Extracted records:
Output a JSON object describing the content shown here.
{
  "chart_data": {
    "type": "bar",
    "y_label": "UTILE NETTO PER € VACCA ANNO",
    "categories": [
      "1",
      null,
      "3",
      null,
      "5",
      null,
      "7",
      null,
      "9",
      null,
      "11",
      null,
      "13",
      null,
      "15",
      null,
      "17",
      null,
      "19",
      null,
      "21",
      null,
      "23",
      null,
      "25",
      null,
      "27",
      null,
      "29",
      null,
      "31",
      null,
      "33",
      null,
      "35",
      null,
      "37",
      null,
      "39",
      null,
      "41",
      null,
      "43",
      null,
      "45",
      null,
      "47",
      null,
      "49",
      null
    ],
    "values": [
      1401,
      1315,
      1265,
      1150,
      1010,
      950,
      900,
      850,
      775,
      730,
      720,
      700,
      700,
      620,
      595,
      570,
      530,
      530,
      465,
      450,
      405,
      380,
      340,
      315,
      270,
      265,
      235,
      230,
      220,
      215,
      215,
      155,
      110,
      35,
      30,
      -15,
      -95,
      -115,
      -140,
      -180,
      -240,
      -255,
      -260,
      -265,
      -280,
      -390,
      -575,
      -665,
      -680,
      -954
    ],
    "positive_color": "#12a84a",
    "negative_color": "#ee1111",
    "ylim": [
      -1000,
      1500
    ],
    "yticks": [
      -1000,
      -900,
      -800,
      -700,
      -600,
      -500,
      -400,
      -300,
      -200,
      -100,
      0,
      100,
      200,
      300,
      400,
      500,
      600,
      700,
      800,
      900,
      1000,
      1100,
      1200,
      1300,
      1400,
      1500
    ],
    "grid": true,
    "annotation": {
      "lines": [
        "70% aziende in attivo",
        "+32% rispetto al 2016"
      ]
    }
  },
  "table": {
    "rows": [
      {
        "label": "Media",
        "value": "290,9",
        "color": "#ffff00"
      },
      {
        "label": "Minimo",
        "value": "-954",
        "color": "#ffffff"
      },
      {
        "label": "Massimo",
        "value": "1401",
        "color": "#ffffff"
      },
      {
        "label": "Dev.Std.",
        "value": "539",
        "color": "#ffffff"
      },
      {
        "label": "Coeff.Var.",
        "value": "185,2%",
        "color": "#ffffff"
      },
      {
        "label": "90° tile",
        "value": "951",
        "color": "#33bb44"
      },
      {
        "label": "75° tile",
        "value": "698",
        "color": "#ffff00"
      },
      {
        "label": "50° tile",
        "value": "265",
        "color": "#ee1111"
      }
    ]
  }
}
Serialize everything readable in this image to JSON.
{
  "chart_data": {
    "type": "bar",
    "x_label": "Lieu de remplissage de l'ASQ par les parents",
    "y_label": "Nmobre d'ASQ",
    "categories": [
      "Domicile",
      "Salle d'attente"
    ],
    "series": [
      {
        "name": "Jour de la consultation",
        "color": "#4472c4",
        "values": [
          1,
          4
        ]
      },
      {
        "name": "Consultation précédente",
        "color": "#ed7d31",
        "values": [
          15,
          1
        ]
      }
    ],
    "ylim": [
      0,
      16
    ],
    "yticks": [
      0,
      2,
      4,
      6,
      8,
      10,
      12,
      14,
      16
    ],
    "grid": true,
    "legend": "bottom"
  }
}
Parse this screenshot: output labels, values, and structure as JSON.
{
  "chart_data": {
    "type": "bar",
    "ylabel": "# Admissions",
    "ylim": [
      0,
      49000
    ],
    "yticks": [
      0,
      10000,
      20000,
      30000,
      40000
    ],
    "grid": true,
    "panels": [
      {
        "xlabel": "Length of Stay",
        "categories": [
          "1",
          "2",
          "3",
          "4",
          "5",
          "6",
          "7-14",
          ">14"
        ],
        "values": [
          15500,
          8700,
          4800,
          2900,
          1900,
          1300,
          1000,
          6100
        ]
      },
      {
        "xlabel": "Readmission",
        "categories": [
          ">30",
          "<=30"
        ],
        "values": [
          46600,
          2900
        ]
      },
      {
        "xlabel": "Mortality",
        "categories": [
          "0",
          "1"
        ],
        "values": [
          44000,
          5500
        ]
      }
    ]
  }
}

Short problem
Using the entries above, please restate each one word for word.

Result of this exercise
Output a JSON object describing the content shown here.
{
  "chart_data": {
    "type": "bar",
    "y_label": "UTILE NETTO PER € VACCA ANNO",
    "categories": [
      "1",
      null,
      "3",
      null,
      "5",
      null,
      "7",
      null,
      "9",
      null,
      "11",
      null,
      "13",
      null,
      "15",
      null,
      "17",
      null,
      "19",
      null,
      "21",
      null,
      "23",
      null,
      "25",
      null,
      "27",
      null,
      "29",
      null,
      "31",
      null,
      "33",
      null,
      "35",
      null,
      "37",
      null,
      "39",
      null,
      "41",
      null,
      "43",
      null,
      "45",
      null,
      "47",
      null,
      "49",
      null
    ],
    "values": [
      1401,
      1315,
      1265,
      1150,
      1010,
      950,
      900,
      850,
      775,
      730,
      720,
      700,
      700,
      620,
      595,
      570,
      530,
      530,
      465,
      450,
      405,
      380,
      340,
      315,
      270,
      265,
      235,
      230,
      220,
      215,
      215,
      155,
      110,
      35,
      30,
      -15,
      -95,
      -115,
      -140,
      -180,
      -240,
      -255,
      -260,
      -265,
      -280,
      -390,
      -575,
      -665,
      -680,
      -954
    ],
    "positive_color": "#12a84a",
    "negative_color": "#ee1111",
    "ylim": [
      -1000,
      1500
    ],
    "yticks": [
      -1000,
      -900,
      -800,
      -700,
      -600,
      -500,
      -400,
      -300,
      -200,
      -100,
      0,
      100,
      200,
      300,
      400,
      500,
      600,
      700,
      800,
      900,
      1000,
      1100,
      1200,
      1300,
      1400,
      1500
    ],
    "grid": true,
    "annotation": {
      "lines": [
        "70% aziende in attivo",
        "+32% rispetto al 2016"
      ]
    }
  },
  "table": {
    "rows": [
      {
        "label": "Media",
        "value": "290,9",
        "color": "#ffff00"
      },
      {
        "label": "Minimo",
        "value": "-954",
        "color": "#ffffff"
      },
      {
        "label": "Massimo",
        "value": "1401",
        "color": "#ffffff"
      },
      {
        "label": "Dev.Std.",
        "value": "539",
        "color": "#ffffff"
      },
      {
        "label": "Coeff.Var.",
        "value": "185,2%",
        "color": "#ffffff"
      },
      {
        "label": "90° tile",
        "value": "951",
        "color": "#33bb44"
      },
      {
        "label": "75° tile",
        "value": "698",
        "color": "#ffff00"
      },
      {
        "label": "50° tile",
        "value": "265",
        "color": "#ee1111"
      }
    ]
  }
}
Serialize everything readable in this image to JSON.
{
  "chart_data": {
    "type": "bar",
    "x_label": "Lieu de remplissage de l'ASQ par les parents",
    "y_label": "Nmobre d'ASQ",
    "categories": [
      "Domicile",
      "Salle d'attente"
    ],
    "series": [
      {
        "name": "Jour de la consultation",
        "color": "#4472c4",
        "values": [
          1,
          4
        ]
      },
      {
        "name": "Consultation précédente",
        "color": "#ed7d31",
        "values": [
          15,
          1
        ]
      }
    ],
    "ylim": [
      0,
      16
    ],
    "yticks": [
      0,
      2,
      4,
      6,
      8,
      10,
      12,
      14,
      16
    ],
    "grid": true,
    "legend": "bottom"
  }
}
Parse this screenshot: output labels, values, and structure as JSON.
{
  "chart_data": {
    "type": "bar",
    "ylabel": "# Admissions",
    "ylim": [
      0,
      49000
    ],
    "yticks": [
      0,
      10000,
      20000,
      30000,
      40000
    ],
    "grid": true,
    "panels": [
      {
        "xlabel": "Length of Stay",
        "categories": [
          "1",
          "2",
          "3",
          "4",
          "5",
          "6",
          "7-14",
          ">14"
        ],
        "values": [
          15500,
          8700,
          4800,
          2900,
          1900,
          1300,
          1000,
          6100
        ]
      },
      {
        "xlabel": "Readmission",
        "categories": [
          ">30",
          "<=30"
        ],
        "values": [
          46600,
          2900
        ]
      },
      {
        "xlabel": "Mortality",
        "categories": [
          "0",
          "1"
        ],
        "values": [
          44000,
          5500
        ]
      }
    ]
  }
}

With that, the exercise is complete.